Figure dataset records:
* begin *

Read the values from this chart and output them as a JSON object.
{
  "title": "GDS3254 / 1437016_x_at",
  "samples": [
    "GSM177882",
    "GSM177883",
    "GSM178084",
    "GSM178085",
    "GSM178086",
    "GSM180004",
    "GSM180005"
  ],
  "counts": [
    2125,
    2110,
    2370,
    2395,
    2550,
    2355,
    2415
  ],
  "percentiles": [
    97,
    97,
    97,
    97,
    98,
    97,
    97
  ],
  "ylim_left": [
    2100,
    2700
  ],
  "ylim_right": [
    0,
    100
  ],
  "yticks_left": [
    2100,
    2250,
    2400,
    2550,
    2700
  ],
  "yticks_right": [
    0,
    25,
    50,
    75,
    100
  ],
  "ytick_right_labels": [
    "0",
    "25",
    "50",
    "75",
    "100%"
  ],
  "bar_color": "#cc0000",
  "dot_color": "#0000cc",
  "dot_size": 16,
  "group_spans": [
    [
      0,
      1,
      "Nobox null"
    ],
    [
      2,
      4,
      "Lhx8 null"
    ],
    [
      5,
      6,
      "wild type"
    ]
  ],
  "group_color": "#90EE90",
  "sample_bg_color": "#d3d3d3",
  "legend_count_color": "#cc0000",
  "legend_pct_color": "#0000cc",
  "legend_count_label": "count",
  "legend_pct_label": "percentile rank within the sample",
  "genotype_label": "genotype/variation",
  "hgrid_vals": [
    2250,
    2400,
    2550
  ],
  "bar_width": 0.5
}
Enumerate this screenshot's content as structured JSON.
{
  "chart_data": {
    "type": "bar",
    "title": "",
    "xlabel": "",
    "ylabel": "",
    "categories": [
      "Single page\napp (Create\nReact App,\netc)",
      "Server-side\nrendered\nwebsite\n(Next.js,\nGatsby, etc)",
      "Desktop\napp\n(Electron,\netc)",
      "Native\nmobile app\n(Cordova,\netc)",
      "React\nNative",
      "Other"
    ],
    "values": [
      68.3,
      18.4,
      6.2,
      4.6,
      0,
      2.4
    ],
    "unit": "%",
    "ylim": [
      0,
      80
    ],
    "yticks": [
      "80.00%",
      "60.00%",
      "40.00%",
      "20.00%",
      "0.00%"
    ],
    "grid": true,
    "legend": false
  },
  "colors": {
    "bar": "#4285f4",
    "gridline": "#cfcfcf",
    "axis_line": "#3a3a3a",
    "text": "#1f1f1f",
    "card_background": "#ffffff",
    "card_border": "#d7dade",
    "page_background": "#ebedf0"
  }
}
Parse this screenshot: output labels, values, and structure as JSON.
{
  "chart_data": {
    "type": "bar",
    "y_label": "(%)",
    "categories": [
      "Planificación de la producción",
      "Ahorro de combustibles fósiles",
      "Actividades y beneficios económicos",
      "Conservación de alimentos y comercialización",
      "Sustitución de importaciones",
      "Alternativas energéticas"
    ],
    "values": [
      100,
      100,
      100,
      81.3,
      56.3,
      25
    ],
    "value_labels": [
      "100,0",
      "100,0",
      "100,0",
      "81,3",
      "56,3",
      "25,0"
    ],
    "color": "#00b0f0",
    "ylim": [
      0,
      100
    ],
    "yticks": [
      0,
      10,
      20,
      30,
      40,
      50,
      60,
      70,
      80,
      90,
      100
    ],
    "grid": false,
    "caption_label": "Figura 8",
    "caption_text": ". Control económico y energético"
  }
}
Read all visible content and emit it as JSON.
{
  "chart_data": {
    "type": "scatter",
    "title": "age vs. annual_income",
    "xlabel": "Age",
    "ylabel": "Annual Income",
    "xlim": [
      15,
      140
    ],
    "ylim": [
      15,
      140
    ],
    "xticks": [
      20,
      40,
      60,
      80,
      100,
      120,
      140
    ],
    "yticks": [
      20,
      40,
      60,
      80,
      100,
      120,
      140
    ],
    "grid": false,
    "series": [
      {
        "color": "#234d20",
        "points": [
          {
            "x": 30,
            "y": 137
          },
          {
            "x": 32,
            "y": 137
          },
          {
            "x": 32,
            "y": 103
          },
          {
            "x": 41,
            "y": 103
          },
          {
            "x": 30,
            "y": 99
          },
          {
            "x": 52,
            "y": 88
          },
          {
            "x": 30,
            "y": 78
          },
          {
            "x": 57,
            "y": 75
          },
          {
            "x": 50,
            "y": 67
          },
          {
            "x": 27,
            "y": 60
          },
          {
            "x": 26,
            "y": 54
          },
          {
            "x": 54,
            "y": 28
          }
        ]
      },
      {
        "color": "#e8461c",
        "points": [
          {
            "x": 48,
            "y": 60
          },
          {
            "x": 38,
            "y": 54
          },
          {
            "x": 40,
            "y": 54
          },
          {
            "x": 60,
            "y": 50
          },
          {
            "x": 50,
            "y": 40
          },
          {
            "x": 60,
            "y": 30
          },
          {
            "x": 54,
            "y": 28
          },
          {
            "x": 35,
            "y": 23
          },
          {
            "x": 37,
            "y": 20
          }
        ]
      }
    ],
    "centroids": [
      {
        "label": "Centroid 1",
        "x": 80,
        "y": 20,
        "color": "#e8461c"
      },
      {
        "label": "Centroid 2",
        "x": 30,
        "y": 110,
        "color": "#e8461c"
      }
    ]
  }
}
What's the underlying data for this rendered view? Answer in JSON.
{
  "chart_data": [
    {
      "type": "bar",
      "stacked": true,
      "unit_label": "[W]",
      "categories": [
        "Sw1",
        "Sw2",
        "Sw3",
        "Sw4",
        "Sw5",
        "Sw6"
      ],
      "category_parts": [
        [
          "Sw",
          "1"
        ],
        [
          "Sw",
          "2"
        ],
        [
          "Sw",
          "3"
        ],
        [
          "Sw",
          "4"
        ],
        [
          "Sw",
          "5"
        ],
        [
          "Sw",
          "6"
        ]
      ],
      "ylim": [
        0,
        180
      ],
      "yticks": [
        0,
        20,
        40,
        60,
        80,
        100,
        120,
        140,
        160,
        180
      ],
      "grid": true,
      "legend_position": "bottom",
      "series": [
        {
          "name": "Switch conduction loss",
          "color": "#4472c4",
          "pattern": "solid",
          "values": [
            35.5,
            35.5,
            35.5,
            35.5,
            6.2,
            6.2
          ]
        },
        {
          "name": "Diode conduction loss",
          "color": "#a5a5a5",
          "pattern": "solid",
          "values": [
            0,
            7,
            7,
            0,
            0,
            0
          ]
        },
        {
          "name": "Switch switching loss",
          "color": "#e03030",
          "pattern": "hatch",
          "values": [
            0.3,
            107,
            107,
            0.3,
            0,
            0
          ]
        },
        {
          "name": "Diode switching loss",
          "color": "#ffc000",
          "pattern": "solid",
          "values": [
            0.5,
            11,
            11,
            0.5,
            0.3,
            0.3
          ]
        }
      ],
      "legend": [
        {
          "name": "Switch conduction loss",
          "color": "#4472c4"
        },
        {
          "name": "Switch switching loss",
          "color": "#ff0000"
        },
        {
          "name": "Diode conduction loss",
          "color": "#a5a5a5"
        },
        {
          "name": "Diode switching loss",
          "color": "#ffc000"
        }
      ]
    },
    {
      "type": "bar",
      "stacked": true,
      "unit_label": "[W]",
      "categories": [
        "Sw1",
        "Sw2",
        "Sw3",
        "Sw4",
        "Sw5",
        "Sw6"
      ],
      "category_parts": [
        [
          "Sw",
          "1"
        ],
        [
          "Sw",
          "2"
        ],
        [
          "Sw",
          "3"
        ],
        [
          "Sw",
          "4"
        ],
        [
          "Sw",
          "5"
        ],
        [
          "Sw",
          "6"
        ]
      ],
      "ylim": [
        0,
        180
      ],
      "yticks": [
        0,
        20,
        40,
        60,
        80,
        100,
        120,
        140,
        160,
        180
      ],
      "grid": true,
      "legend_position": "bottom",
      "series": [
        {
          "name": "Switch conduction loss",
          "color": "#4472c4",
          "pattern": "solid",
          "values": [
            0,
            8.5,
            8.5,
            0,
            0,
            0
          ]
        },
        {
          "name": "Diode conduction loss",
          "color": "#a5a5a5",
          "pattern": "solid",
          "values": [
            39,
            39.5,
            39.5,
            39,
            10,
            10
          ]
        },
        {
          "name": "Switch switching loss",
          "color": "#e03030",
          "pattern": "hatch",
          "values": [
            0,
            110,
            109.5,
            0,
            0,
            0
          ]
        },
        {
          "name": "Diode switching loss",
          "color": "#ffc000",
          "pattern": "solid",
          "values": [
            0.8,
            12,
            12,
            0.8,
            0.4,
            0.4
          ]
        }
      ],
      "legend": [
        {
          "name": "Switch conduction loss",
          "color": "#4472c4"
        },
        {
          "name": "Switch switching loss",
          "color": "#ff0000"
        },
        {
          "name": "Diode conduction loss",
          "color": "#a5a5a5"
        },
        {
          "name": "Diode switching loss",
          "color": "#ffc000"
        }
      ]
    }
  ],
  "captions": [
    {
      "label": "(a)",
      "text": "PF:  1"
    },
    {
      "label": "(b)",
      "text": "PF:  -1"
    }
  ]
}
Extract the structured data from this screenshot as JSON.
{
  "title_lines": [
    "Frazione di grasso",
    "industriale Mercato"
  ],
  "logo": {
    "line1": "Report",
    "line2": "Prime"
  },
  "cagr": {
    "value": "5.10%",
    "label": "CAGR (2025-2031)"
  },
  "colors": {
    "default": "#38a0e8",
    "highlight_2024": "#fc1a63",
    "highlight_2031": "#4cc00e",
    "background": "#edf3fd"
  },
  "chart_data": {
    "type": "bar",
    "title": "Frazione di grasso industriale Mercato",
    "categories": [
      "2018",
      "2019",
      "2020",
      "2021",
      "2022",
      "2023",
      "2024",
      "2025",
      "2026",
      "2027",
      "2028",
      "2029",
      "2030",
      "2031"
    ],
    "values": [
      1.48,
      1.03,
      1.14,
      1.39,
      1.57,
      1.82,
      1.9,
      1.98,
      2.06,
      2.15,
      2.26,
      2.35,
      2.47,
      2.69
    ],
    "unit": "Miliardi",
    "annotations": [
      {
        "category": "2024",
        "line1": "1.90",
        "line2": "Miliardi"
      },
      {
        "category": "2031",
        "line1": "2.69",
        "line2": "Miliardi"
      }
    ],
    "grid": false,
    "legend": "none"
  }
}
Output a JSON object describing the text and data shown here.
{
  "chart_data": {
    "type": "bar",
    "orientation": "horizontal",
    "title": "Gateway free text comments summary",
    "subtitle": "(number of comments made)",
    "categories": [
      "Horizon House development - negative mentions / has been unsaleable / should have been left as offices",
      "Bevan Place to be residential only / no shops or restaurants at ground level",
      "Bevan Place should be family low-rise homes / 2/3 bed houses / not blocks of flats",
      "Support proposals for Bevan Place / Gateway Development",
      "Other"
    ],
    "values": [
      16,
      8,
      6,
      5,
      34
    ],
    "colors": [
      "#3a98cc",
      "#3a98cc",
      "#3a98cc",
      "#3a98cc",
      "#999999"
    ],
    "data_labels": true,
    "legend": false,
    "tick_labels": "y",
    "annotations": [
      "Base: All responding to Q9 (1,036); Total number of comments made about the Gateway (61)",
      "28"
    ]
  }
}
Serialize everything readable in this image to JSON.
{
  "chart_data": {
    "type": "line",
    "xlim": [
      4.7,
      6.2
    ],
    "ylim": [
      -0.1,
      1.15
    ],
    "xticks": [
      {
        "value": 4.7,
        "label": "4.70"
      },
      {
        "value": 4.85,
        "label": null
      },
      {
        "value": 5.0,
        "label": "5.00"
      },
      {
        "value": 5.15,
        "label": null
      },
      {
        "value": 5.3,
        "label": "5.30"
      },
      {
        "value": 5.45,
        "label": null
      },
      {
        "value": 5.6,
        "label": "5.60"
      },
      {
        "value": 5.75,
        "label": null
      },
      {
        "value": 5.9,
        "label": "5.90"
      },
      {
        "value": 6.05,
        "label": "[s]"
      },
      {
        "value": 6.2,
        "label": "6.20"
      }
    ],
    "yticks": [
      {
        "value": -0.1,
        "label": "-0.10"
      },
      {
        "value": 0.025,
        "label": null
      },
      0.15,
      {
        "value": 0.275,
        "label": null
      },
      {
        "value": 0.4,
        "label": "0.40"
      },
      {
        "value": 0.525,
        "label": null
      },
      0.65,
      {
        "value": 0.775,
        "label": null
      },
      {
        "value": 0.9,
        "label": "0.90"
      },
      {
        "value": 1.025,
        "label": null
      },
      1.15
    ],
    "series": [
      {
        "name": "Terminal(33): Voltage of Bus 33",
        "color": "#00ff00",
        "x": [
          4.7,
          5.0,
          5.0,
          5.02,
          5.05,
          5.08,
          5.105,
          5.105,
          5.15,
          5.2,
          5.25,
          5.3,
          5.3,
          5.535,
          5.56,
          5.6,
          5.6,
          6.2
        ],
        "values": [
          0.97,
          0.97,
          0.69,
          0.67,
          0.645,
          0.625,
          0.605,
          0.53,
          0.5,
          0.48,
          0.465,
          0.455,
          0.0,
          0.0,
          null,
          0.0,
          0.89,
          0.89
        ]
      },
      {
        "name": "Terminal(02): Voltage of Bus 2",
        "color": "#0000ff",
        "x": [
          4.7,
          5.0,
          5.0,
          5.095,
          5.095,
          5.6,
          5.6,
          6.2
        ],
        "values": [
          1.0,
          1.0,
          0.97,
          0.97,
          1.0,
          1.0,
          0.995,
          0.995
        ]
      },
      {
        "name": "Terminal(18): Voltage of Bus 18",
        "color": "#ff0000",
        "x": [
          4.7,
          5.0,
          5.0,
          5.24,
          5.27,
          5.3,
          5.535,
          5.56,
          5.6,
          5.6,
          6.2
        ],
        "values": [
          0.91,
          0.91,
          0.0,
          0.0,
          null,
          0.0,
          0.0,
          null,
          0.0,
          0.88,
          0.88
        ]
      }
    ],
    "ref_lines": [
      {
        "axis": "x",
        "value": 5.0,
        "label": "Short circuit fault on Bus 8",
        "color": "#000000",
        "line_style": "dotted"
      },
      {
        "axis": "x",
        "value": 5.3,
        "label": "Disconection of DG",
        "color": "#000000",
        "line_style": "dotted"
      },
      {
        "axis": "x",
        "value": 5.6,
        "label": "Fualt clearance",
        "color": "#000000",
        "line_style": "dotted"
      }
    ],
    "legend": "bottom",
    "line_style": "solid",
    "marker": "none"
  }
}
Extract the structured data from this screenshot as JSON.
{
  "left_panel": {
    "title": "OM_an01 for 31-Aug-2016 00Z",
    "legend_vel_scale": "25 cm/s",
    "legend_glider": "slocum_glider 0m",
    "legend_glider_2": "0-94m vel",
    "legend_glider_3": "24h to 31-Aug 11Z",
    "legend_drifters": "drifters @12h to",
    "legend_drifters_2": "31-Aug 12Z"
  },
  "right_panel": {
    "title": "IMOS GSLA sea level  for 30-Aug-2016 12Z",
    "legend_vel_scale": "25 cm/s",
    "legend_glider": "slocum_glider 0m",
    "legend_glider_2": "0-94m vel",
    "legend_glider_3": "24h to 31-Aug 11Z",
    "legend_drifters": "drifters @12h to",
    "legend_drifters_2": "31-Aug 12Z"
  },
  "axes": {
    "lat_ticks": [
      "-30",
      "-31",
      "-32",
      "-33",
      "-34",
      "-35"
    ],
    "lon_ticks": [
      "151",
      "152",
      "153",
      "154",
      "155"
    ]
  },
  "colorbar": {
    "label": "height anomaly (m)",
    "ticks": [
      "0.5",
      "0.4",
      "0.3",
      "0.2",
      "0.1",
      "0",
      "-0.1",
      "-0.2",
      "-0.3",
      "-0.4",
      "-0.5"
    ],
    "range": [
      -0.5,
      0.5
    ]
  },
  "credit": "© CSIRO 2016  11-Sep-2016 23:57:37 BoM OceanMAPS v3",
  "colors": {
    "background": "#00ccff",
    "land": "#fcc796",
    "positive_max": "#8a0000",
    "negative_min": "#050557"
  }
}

* end *

> _What is asked_
In the material above, show every line where the word "Terminal" turns up.

> _Result of this task_
        "name": "Terminal(33): Voltage of Bus 33",
        "name": "Terminal(02): Voltage of Bus 2",
        "name": "Terminal(18): Voltage of Bus 18",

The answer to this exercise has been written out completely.